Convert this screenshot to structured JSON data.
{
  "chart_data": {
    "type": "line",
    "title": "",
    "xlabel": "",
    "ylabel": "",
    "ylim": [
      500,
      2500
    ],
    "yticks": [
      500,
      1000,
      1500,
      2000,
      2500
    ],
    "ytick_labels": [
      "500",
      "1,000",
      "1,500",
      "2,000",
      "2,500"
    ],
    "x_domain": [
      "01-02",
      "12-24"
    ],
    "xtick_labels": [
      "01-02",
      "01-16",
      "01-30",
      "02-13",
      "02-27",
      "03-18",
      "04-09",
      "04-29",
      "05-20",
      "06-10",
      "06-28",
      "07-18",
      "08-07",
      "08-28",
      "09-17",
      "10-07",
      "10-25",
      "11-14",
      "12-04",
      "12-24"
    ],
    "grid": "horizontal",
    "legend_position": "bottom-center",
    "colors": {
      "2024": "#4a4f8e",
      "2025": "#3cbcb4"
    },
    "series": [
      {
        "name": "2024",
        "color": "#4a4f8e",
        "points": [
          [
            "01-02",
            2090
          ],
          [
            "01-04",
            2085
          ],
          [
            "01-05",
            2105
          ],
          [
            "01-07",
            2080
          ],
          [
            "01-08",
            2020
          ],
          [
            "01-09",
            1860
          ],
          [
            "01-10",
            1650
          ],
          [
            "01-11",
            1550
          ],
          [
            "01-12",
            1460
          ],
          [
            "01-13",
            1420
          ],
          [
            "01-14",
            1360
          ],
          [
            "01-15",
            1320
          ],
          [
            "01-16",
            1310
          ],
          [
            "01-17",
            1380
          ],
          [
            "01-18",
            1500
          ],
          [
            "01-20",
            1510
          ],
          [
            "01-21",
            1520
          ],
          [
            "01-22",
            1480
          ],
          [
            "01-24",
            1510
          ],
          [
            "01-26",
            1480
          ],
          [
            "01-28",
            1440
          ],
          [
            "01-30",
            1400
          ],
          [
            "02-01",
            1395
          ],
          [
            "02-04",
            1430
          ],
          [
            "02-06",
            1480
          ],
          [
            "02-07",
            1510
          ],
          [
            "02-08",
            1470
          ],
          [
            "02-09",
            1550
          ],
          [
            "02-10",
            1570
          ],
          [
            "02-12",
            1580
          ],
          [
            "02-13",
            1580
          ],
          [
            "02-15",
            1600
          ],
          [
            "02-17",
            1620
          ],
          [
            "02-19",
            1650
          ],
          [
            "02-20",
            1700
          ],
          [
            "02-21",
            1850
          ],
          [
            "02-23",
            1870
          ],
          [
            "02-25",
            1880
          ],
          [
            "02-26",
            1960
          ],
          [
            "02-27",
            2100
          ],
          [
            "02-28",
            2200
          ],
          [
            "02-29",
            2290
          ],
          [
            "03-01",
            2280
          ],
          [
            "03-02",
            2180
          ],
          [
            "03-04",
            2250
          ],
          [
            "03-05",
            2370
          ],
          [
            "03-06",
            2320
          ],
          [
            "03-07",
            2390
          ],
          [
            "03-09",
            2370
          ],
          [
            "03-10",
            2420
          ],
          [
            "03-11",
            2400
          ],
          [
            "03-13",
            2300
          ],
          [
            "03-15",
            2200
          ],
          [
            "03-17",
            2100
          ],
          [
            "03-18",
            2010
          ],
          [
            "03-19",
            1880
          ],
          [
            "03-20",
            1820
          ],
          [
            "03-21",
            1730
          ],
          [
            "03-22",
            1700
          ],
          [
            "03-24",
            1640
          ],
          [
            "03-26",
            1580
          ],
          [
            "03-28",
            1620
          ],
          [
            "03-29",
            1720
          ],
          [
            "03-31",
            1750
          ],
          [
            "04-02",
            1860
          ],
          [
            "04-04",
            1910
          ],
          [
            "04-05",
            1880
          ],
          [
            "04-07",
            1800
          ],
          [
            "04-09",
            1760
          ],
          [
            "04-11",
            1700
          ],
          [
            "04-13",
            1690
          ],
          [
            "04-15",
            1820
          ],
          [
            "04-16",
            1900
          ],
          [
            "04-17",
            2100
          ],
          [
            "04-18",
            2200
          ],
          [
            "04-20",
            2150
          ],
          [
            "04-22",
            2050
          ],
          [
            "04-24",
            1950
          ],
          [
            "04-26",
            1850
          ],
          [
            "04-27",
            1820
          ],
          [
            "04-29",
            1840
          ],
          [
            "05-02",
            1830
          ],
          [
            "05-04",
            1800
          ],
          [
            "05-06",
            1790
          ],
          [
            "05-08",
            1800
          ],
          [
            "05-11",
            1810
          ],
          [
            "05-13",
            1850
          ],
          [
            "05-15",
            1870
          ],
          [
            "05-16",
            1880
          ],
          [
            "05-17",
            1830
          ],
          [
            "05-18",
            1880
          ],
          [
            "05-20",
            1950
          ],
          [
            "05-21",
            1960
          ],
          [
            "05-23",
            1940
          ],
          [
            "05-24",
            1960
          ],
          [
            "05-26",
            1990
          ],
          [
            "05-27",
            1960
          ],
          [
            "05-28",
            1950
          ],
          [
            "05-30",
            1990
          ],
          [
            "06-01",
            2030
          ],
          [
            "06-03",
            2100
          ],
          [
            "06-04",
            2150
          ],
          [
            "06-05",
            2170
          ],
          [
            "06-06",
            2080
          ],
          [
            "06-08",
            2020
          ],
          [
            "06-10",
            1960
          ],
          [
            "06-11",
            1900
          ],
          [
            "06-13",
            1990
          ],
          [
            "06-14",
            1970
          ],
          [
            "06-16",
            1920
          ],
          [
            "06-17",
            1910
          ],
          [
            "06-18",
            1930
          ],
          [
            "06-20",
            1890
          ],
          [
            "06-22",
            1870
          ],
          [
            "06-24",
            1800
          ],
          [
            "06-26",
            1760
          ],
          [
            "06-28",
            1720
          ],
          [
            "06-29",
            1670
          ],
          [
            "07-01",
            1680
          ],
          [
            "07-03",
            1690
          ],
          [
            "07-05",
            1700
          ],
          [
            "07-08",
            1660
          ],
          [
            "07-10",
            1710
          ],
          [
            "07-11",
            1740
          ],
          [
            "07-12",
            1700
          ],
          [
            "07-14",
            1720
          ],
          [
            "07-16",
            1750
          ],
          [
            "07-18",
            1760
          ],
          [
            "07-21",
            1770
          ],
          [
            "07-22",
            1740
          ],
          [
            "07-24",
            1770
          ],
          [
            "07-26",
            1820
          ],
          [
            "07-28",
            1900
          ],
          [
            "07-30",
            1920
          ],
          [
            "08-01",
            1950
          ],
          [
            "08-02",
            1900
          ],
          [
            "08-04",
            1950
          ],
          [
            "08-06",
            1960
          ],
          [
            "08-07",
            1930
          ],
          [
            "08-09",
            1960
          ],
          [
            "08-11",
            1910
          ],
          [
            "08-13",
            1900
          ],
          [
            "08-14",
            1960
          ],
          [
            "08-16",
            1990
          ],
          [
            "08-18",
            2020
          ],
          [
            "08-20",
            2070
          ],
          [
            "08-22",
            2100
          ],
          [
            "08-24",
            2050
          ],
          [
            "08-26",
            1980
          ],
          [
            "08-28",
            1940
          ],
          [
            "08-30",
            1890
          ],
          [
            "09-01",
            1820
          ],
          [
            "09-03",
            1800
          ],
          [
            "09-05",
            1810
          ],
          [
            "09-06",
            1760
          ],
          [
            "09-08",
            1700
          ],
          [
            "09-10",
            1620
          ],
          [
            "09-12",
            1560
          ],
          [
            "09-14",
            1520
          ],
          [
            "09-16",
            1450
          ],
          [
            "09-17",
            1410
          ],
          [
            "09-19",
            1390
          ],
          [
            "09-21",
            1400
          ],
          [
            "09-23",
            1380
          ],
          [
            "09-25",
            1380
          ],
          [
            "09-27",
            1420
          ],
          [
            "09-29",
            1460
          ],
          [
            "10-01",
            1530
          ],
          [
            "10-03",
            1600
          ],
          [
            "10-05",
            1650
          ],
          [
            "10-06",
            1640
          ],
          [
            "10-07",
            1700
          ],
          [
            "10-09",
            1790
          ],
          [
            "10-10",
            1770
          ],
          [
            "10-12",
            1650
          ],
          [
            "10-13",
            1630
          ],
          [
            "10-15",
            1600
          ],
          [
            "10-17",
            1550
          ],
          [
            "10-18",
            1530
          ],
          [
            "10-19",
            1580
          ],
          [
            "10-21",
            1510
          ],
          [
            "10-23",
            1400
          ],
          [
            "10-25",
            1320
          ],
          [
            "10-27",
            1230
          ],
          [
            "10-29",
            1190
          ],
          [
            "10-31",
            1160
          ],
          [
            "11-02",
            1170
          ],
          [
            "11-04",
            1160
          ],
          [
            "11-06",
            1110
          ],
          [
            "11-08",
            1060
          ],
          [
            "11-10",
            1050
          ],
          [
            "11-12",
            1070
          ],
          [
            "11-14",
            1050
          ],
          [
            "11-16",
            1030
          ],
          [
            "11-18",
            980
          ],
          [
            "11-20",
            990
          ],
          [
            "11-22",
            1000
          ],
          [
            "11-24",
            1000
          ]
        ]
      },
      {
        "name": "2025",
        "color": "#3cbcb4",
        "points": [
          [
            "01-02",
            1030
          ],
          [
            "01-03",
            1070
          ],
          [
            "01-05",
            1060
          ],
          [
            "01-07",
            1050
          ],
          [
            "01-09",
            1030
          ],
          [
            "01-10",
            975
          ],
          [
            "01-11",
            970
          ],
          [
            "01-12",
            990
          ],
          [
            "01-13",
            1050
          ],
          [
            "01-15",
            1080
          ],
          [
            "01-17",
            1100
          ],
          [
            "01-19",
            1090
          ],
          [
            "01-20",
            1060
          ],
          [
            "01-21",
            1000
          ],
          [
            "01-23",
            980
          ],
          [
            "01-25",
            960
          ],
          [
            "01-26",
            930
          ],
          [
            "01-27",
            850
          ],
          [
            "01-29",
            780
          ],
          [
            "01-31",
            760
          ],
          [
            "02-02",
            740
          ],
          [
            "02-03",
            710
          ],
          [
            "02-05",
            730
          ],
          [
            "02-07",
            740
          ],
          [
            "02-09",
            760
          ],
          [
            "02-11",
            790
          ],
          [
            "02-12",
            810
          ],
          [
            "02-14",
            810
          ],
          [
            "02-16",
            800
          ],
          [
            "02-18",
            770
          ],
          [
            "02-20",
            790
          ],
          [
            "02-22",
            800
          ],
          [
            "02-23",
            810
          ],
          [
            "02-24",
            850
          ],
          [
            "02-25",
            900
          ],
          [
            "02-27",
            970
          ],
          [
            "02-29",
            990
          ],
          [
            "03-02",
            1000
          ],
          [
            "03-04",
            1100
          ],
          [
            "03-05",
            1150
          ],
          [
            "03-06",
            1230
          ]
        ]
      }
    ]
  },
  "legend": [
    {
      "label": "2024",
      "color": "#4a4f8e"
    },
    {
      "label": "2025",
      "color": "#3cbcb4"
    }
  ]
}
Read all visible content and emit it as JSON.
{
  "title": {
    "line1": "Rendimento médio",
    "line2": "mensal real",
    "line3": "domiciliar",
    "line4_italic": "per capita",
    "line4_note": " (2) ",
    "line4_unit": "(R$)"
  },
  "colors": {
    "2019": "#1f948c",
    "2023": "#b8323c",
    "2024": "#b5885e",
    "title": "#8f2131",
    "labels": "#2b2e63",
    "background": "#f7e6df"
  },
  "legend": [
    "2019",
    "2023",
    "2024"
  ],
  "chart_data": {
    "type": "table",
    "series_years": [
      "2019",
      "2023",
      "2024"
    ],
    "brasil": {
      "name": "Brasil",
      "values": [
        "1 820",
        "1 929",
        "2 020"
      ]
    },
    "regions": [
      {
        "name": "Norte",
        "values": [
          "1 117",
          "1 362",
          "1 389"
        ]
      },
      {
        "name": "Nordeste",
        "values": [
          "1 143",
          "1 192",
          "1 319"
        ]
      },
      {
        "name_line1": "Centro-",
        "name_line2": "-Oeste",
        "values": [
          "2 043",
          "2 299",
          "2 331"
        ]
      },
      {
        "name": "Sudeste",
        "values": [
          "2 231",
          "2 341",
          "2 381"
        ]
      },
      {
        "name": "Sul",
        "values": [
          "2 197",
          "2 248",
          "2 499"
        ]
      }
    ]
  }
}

- WHAT TO PRODUCE:
Starting from the line with "Read all visible content and emit it as JSON." and ending with the final line of the data, quote every line exactly, both ends included.

- TASK SOLUTION:
Read all visible content and emit it as JSON.
{
  "title": {
    "line1": "Rendimento médio",
    "line2": "mensal real",
    "line3": "domiciliar",
    "line4_italic": "per capita",
    "line4_note": " (2) ",
    "line4_unit": "(R$)"
  },
  "colors": {
    "2019": "#1f948c",
    "2023": "#b8323c",
    "2024": "#b5885e",
    "title": "#8f2131",
    "labels": "#2b2e63",
    "background": "#f7e6df"
  },
  "legend": [
    "2019",
    "2023",
    "2024"
  ],
  "chart_data": {
    "type": "table",
    "series_years": [
      "2019",
      "2023",
      "2024"
    ],
    "brasil": {
      "name": "Brasil",
      "values": [
        "1 820",
        "1 929",
        "2 020"
      ]
    },
    "regions": [
      {
        "name": "Norte",
        "values": [
          "1 117",
          "1 362",
          "1 389"
        ]
      },
      {
        "name": "Nordeste",
        "values": [
          "1 143",
          "1 192",
          "1 319"
        ]
      },
      {
        "name_line1": "Centro-",
        "name_line2": "-Oeste",
        "values": [
          "2 043",
          "2 299",
          "2 331"
        ]
      },
      {
        "name": "Sudeste",
        "values": [
          "2 231",
          "2 341",
          "2 381"
        ]
      },
      {
        "name": "Sul",
        "values": [
          "2 197",
          "2 248",
          "2 499"
        ]
      }
    ]
  }
}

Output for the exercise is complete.